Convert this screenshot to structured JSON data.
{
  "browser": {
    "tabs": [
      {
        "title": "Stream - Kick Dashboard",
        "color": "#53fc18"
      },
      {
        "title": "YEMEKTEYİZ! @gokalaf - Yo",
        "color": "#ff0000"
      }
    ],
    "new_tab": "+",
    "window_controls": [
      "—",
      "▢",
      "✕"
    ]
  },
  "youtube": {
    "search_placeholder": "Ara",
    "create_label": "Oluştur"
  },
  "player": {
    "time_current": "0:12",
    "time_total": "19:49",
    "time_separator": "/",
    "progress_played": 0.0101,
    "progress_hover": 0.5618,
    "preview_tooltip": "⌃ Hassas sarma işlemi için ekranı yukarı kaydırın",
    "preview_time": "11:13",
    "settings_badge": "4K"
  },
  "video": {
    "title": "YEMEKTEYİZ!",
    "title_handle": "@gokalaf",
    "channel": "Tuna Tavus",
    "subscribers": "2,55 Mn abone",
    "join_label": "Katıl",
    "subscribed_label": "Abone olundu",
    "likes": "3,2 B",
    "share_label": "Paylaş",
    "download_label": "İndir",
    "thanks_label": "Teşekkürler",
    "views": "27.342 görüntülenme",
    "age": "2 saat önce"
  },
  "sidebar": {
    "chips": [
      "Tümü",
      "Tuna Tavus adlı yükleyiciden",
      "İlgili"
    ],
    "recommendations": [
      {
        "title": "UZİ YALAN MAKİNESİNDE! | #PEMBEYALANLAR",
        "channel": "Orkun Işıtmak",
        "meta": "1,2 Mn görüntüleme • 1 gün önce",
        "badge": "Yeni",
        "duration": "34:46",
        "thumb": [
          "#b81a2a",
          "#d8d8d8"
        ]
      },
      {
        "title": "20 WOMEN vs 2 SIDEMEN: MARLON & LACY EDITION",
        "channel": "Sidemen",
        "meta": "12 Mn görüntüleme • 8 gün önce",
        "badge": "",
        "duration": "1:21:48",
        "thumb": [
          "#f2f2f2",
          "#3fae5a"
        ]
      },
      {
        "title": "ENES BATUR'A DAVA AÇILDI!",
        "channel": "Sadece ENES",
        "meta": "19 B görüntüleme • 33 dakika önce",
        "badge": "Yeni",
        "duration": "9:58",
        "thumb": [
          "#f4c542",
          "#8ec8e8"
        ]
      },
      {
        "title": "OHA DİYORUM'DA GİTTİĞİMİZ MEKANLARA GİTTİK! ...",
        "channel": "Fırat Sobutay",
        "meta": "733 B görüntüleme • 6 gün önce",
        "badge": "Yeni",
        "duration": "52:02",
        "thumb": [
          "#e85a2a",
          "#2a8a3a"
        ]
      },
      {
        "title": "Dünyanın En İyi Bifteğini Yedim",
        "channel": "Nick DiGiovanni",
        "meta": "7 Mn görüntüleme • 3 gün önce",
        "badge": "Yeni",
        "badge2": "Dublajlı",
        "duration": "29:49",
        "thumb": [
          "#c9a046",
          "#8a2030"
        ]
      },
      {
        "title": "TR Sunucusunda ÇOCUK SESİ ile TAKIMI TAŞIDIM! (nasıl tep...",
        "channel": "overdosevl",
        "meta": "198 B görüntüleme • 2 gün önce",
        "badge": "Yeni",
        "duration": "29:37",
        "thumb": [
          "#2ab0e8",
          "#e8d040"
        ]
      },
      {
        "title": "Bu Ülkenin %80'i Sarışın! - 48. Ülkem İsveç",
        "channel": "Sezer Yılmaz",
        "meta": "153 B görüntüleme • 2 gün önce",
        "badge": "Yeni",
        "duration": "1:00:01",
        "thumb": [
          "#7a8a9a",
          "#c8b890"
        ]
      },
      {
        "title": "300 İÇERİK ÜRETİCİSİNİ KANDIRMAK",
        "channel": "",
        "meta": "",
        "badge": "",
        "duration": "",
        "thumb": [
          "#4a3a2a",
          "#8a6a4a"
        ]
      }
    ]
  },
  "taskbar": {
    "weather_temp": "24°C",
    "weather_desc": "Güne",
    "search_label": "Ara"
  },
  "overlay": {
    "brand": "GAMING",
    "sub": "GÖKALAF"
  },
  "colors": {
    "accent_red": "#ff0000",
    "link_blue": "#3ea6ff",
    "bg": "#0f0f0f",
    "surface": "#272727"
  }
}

************

→ Work to be completed
Take every line from the data that contains the word "channel".

→ The result
    "channel": "Tuna Tavus",
        "channel": "Orkun Işıtmak",
        "channel": "Sidemen",
        "channel": "Sadece ENES",
        "channel": "Fırat Sobutay",
        "channel": "Nick DiGiovanni",
        "channel": "overdosevl",
        "channel": "Sezer Yılmaz",
        "channel": "",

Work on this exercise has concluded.